TASK DATA:
>>

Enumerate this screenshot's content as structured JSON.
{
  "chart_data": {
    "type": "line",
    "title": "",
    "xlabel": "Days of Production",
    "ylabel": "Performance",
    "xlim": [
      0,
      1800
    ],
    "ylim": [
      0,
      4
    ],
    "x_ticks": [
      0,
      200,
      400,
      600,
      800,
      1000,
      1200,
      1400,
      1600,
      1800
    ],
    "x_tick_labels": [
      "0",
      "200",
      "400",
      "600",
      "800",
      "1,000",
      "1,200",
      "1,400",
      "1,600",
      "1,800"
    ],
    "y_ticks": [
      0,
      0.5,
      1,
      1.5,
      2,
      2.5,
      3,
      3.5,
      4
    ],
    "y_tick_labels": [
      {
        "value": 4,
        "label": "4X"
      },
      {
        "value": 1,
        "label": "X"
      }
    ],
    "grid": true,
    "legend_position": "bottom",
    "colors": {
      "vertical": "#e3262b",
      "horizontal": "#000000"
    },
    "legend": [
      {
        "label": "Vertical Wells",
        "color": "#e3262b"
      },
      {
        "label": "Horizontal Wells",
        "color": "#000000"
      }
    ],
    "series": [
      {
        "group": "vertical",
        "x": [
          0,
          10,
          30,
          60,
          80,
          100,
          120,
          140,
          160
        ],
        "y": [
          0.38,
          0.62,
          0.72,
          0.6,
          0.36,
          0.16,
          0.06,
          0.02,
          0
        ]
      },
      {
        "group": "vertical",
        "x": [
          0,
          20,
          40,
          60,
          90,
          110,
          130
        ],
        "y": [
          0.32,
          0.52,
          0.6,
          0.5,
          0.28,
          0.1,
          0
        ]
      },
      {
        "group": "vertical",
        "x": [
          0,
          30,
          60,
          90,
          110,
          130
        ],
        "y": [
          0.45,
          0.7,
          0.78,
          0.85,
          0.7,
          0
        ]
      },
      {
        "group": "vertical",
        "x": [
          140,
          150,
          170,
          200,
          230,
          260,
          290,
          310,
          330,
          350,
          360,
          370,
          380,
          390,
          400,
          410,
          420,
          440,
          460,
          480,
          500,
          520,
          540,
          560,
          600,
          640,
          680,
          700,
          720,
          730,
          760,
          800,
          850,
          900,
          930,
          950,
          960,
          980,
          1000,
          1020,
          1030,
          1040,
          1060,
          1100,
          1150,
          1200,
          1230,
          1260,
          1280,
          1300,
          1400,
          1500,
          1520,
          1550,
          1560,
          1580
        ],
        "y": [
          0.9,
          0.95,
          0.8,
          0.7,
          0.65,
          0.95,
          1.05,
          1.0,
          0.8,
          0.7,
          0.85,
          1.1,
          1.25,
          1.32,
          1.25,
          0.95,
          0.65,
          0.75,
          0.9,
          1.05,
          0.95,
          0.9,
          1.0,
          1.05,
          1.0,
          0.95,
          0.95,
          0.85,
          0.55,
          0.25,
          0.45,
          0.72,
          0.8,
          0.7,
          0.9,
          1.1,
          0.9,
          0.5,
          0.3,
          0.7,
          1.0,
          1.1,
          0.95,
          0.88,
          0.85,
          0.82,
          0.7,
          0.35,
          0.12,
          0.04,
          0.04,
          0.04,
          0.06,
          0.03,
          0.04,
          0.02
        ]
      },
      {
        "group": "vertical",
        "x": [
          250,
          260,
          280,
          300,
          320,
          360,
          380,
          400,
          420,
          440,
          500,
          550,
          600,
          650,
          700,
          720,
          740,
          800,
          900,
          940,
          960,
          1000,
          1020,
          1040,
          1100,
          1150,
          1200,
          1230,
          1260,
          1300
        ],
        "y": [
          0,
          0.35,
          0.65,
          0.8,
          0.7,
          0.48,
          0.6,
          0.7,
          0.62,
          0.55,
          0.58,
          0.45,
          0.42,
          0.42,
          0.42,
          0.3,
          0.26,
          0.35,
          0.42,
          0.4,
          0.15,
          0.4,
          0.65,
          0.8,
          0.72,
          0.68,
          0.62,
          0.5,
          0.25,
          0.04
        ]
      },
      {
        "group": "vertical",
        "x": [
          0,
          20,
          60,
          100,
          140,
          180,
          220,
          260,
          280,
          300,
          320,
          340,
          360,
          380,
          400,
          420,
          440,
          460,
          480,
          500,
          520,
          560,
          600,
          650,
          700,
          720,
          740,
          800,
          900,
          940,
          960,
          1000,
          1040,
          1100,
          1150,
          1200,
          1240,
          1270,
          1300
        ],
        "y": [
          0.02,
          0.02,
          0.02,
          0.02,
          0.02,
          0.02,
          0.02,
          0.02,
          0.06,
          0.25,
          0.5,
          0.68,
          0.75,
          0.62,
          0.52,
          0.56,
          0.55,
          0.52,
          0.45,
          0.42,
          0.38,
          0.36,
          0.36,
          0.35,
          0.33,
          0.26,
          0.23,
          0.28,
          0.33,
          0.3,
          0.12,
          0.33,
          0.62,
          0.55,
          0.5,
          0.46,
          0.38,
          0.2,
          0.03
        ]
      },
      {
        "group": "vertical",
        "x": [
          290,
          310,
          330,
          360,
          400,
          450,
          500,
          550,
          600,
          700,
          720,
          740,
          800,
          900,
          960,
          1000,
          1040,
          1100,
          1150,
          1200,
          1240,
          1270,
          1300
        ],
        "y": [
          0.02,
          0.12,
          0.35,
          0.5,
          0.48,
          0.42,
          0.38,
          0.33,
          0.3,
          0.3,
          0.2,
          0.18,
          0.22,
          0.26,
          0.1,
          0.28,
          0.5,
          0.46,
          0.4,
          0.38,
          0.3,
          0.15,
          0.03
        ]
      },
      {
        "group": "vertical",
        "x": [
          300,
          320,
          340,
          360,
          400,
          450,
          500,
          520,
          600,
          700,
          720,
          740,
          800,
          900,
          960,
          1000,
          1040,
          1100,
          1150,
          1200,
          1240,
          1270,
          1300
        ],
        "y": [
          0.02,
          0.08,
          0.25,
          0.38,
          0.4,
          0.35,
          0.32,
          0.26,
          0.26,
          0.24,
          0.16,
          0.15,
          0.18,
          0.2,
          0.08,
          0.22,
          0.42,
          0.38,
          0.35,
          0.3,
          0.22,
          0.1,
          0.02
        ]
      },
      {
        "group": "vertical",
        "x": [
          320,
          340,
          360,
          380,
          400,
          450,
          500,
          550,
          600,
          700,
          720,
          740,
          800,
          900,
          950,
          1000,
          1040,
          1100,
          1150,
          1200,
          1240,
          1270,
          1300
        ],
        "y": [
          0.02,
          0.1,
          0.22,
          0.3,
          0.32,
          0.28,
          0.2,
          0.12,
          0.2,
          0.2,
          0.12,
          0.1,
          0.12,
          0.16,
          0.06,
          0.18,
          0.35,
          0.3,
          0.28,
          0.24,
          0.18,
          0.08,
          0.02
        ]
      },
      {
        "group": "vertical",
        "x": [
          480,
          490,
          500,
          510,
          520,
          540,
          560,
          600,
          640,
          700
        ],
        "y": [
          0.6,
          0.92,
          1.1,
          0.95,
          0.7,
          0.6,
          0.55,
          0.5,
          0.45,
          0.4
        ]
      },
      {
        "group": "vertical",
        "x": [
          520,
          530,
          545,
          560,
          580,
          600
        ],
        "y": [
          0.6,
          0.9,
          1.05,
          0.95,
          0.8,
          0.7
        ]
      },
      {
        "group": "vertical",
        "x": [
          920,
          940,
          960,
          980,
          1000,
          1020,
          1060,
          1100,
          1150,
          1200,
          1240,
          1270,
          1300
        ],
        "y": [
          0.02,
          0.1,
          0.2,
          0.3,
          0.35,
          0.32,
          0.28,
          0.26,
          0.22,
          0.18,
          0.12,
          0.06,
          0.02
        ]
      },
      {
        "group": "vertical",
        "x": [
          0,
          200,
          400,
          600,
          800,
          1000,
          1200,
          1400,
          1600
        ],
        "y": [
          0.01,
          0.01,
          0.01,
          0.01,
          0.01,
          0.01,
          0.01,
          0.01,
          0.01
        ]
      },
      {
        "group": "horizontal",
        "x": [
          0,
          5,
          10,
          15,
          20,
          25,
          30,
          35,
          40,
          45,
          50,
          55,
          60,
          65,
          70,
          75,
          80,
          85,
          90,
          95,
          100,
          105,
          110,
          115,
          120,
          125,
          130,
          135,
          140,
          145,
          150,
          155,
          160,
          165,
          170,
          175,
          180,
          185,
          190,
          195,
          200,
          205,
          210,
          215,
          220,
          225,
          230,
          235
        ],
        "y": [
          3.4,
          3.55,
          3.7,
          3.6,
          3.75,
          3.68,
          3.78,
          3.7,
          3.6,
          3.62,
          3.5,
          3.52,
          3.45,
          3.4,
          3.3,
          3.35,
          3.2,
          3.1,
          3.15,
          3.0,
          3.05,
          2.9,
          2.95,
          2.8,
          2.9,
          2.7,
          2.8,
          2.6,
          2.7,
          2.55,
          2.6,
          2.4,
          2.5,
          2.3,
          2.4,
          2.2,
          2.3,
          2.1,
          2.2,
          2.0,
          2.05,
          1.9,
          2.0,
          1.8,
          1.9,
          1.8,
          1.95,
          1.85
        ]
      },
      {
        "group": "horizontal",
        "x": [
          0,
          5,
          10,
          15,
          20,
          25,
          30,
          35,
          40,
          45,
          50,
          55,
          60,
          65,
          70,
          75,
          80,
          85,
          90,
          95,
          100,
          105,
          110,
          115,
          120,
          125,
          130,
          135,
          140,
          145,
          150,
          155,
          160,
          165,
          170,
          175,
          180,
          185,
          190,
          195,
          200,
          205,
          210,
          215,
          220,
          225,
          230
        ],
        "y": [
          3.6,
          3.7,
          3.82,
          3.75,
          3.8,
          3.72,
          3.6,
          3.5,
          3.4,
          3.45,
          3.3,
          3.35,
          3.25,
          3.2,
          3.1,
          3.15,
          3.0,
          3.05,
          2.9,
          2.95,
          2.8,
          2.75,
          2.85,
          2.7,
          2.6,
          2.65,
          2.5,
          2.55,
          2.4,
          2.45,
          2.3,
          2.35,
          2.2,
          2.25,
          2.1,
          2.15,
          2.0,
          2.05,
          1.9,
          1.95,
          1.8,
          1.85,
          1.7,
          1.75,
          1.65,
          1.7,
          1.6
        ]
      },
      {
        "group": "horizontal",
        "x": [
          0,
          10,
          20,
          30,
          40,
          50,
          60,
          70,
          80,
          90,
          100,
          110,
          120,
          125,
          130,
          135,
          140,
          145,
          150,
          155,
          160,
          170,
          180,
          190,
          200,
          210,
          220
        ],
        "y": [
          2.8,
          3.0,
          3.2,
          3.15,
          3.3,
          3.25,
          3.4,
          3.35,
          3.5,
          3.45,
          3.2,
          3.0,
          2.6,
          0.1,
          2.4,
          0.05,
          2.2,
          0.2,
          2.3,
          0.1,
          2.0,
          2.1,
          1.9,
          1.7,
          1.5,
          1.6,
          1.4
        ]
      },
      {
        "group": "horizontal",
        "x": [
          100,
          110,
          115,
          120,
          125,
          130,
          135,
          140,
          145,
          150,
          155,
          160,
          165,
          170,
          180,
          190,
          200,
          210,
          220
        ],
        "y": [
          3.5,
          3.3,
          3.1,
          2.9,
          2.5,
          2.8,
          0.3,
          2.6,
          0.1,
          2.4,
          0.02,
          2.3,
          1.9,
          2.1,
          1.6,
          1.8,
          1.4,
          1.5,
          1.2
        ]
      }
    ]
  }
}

<<

DIRECTION: Report the number of lines above that contain the word "Wells", and only that number.

WORKED SOLUTION: 2